# WRITTEN REQUEST:
Write out each line beneath this one exactly as it reads.

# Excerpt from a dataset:
*****

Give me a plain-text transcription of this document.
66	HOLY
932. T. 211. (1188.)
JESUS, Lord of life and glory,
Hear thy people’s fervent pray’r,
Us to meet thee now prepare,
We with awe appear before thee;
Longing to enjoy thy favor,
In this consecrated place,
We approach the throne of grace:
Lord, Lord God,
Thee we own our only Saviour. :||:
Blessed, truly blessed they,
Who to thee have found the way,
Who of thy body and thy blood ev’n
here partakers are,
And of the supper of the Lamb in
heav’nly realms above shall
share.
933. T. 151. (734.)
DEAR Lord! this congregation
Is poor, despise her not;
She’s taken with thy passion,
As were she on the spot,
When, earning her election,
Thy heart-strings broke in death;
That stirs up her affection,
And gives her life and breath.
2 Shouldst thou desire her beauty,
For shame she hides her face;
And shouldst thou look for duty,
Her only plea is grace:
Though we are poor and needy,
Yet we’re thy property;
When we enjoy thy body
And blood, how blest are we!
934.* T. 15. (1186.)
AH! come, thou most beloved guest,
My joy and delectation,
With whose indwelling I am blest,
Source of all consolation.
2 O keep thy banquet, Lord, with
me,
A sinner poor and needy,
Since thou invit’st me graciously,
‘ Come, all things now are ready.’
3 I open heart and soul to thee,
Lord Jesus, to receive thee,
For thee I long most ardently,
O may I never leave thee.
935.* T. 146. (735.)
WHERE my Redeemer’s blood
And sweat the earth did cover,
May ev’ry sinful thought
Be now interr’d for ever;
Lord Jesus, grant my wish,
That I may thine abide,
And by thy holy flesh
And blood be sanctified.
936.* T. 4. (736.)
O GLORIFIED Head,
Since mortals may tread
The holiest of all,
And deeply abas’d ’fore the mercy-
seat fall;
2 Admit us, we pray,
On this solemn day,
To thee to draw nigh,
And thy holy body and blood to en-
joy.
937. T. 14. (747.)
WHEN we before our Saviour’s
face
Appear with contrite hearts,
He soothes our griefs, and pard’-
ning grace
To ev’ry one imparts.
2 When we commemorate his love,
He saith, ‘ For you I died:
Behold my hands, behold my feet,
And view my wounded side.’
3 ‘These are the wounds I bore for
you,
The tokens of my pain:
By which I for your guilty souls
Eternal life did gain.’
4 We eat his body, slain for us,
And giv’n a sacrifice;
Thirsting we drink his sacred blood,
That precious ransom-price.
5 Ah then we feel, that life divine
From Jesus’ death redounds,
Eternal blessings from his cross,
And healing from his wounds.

*****

# IN RESPONSE:
Give me a plain-text transcription of this document.
66	HOLY
932. T. 211. (1188.)
JESUS, Lord of life and glory,
Hear thy people’s fervent pray’r,
Us to meet thee now prepare,
We with awe appear before thee;
Longing to enjoy thy favor,
In this consecrated place,
We approach the throne of grace:
Lord, Lord God,
Thee we own our only Saviour. :||:
Blessed, truly blessed they,
Who to thee have found the way,
Who of thy body and thy blood ev’n
here partakers are,
And of the supper of the Lamb in
heav’nly realms above shall
share.
933. T. 151. (734.)
DEAR Lord! this congregation
Is poor, despise her not;
She’s taken with thy passion,
As were she on the spot,
When, earning her election,
Thy heart-strings broke in death;
That stirs up her affection,
And gives her life and breath.
2 Shouldst thou desire her beauty,
For shame she hides her face;
And shouldst thou look for duty,
Her only plea is grace:
Though we are poor and needy,
Yet we’re thy property;
When we enjoy thy body
And blood, how blest are we!
934.* T. 15. (1186.)
AH! come, thou most beloved guest,
My joy and delectation,
With whose indwelling I am blest,
Source of all consolation.
2 O keep thy banquet, Lord, with
me,
A sinner poor and needy,
Since thou invit’st me graciously,
‘ Come, all things now are ready.’
3 I open heart and soul to thee,
Lord Jesus, to receive thee,
For thee I long most ardently,
O may I never leave thee.
935.* T. 146. (735.)
WHERE my Redeemer’s blood
And sweat the earth did cover,
May ev’ry sinful thought
Be now interr’d for ever;
Lord Jesus, grant my wish,
That I may thine abide,
And by thy holy flesh
And blood be sanctified.
936.* T. 4. (736.)
O GLORIFIED Head,
Since mortals may tread
The holiest of all,
And deeply abas’d ’fore the mercy-
seat fall;
2 Admit us, we pray,
On this solemn day,
To thee to draw nigh,
And thy holy body and blood to en-
joy.
937. T. 14. (747.)
WHEN we before our Saviour’s
face
Appear with contrite hearts,
He soothes our griefs, and pard’-
ning grace
To ev’ry one imparts.
2 When we commemorate his love,
He saith, ‘ For you I died:
Behold my hands, behold my feet,
And view my wounded side.’
3 ‘These are the wounds I bore for
you,
The tokens of my pain:
By which I for your guilty souls
Eternal life did gain.’
4 We eat his body, slain for us,
And giv’n a sacrifice;
Thirsting we drink his sacred blood,
That precious ransom-price.
5 Ah then we feel, that life divine
From Jesus’ death redounds,
Eternal blessings from his cross,
And healing from his wounds.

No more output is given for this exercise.